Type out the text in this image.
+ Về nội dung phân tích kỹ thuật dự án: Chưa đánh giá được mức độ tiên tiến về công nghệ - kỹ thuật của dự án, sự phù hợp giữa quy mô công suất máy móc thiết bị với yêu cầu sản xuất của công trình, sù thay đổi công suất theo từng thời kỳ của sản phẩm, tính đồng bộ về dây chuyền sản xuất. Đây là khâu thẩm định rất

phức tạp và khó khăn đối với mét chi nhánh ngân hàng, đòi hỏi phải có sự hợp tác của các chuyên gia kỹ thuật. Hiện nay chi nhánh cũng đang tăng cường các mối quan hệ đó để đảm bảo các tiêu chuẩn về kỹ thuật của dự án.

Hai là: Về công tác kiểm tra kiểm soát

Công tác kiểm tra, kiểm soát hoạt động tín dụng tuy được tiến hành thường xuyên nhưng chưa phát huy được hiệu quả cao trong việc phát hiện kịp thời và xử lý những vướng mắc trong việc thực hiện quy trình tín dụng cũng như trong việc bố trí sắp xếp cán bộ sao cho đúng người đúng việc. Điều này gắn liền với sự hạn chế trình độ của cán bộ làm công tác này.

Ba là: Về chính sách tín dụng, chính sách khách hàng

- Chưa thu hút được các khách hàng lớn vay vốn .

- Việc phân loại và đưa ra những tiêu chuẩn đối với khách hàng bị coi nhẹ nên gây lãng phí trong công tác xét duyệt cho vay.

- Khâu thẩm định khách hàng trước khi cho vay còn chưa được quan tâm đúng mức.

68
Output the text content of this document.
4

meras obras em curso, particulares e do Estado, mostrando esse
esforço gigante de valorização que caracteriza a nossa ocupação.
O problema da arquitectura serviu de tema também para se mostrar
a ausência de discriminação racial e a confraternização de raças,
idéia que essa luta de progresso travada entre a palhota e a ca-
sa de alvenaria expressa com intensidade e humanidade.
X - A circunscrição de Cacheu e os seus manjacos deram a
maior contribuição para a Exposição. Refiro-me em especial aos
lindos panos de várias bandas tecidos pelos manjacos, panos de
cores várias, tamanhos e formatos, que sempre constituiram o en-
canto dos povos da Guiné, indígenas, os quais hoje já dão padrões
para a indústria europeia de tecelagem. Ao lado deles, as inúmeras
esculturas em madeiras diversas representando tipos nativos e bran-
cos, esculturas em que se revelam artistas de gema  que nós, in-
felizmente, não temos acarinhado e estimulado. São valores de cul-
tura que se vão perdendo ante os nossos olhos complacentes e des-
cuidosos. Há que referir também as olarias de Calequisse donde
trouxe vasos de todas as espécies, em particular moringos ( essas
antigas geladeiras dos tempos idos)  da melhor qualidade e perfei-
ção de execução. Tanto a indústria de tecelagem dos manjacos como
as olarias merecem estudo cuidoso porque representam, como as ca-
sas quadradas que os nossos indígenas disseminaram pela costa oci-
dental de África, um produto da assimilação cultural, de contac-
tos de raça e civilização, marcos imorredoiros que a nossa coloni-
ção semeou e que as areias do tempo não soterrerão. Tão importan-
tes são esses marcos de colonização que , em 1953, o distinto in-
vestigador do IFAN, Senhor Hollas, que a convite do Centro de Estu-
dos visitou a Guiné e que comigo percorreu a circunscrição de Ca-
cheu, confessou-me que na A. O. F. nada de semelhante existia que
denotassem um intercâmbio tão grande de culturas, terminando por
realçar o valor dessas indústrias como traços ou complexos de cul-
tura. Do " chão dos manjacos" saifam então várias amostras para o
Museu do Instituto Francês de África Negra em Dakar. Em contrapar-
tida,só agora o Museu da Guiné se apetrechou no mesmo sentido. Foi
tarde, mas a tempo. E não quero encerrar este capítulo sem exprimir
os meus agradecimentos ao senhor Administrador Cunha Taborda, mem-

+ + + + + + +

Written problem: Print the records once more, exactly as they were given.

Output below:
Type out the text in this image.
+ Về nội dung phân tích kỹ thuật dự án: Chưa đánh giá được mức độ tiên tiến về công nghệ - kỹ thuật của dự án, sự phù hợp giữa quy mô công suất máy móc thiết bị với yêu cầu sản xuất của công trình, sù thay đổi công suất theo từng thời kỳ của sản phẩm, tính đồng bộ về dây chuyền sản xuất. Đây là khâu thẩm định rất

phức tạp và khó khăn đối với mét chi nhánh ngân hàng, đòi hỏi phải có sự hợp tác của các chuyên gia kỹ thuật. Hiện nay chi nhánh cũng đang tăng cường các mối quan hệ đó để đảm bảo các tiêu chuẩn về kỹ thuật của dự án.

Hai là: Về công tác kiểm tra kiểm soát

Công tác kiểm tra, kiểm soát hoạt động tín dụng tuy được tiến hành thường xuyên nhưng chưa phát huy được hiệu quả cao trong việc phát hiện kịp thời và xử lý những vướng mắc trong việc thực hiện quy trình tín dụng cũng như trong việc bố trí sắp xếp cán bộ sao cho đúng người đúng việc. Điều này gắn liền với sự hạn chế trình độ của cán bộ làm công tác này.

Ba là: Về chính sách tín dụng, chính sách khách hàng

- Chưa thu hút được các khách hàng lớn vay vốn .

- Việc phân loại và đưa ra những tiêu chuẩn đối với khách hàng bị coi nhẹ nên gây lãng phí trong công tác xét duyệt cho vay.

- Khâu thẩm định khách hàng trước khi cho vay còn chưa được quan tâm đúng mức.

68
Output the text content of this document.
4

meras obras em curso, particulares e do Estado, mostrando esse
esforço gigante de valorização que caracteriza a nossa ocupação.
O problema da arquitectura serviu de tema também para se mostrar
a ausência de discriminação racial e a confraternização de raças,
idéia que essa luta de progresso travada entre a palhota e a ca-
sa de alvenaria expressa com intensidade e humanidade.
X - A circunscrição de Cacheu e os seus manjacos deram a
maior contribuição para a Exposição. Refiro-me em especial aos
lindos panos de várias bandas tecidos pelos manjacos, panos de
cores várias, tamanhos e formatos, que sempre constituiram o en-
canto dos povos da Guiné, indígenas, os quais hoje já dão padrões
para a indústria europeia de tecelagem. Ao lado deles, as inúmeras
esculturas em madeiras diversas representando tipos nativos e bran-
cos, esculturas em que se revelam artistas de gema  que nós, in-
felizmente, não temos acarinhado e estimulado. São valores de cul-
tura que se vão perdendo ante os nossos olhos complacentes e des-
cuidosos. Há que referir também as olarias de Calequisse donde
trouxe vasos de todas as espécies, em particular moringos ( essas
antigas geladeiras dos tempos idos)  da melhor qualidade e perfei-
ção de execução. Tanto a indústria de tecelagem dos manjacos como
as olarias merecem estudo cuidoso porque representam, como as ca-
sas quadradas que os nossos indígenas disseminaram pela costa oci-
dental de África, um produto da assimilação cultural, de contac-
tos de raça e civilização, marcos imorredoiros que a nossa coloni-
ção semeou e que as areias do tempo não soterrerão. Tão importan-
tes são esses marcos de colonização que , em 1953, o distinto in-
vestigador do IFAN, Senhor Hollas, que a convite do Centro de Estu-
dos visitou a Guiné e que comigo percorreu a circunscrição de Ca-
cheu, confessou-me que na A. O. F. nada de semelhante existia que
denotassem um intercâmbio tão grande de culturas, terminando por
realçar o valor dessas indústrias como traços ou complexos de cul-
tura. Do " chão dos manjacos" saifam então várias amostras para o
Museu do Instituto Francês de África Negra em Dakar. Em contrapar-
tida,só agora o Museu da Guiné se apetrechou no mesmo sentido. Foi
tarde, mas a tempo. E não quero encerrar este capítulo sem exprimir
os meus agradecimentos ao senhor Administrador Cunha Taborda, mem-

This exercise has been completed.